◆ Your task: Work through the data below line by line and say how many lines hold "正确感知毛巾的形状"; give only the number.

◆ Stored records:
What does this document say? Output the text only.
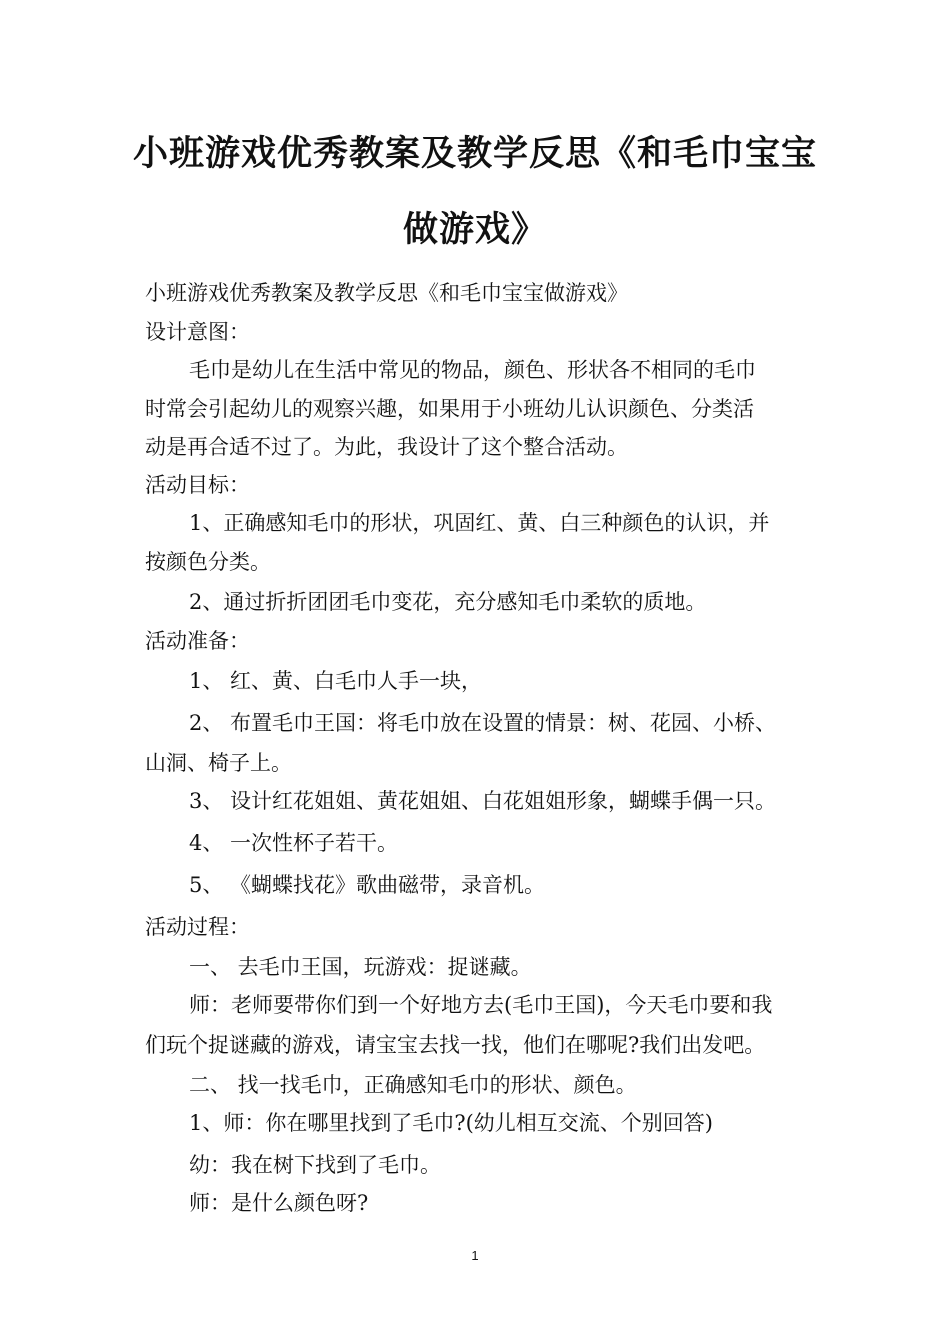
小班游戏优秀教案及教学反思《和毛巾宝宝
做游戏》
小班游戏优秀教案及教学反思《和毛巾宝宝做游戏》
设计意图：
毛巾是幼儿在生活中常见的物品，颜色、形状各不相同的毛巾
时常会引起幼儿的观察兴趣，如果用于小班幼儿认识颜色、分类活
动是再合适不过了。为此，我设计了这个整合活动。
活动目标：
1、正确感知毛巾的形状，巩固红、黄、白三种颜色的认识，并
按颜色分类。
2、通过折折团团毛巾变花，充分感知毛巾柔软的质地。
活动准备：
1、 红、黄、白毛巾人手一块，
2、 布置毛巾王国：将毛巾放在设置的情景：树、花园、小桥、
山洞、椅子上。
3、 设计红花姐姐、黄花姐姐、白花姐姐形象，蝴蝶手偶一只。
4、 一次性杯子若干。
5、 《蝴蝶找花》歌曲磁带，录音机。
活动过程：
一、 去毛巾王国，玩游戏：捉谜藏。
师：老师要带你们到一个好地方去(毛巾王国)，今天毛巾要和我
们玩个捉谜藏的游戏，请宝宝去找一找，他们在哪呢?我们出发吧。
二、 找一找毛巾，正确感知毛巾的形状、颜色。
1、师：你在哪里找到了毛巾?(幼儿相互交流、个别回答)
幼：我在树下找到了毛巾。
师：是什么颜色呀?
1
---
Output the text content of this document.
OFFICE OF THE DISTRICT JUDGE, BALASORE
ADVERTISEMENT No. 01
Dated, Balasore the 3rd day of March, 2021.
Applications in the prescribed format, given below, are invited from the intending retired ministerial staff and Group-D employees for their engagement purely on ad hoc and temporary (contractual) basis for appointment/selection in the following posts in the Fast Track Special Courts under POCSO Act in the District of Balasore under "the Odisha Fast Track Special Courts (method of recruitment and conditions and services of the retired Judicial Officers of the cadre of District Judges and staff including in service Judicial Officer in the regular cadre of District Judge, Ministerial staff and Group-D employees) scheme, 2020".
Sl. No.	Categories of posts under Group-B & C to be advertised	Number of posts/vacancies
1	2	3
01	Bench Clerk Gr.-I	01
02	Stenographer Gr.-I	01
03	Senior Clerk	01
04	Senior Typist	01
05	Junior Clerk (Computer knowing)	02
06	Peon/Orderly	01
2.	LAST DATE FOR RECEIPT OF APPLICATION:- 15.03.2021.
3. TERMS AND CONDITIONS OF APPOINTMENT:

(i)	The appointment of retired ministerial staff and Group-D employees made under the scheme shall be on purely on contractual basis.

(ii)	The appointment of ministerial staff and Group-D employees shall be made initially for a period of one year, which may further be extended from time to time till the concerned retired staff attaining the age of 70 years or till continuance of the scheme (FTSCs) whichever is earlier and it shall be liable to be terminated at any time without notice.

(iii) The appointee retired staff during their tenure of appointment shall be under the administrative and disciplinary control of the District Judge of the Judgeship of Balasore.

◆ Exercise answer: 2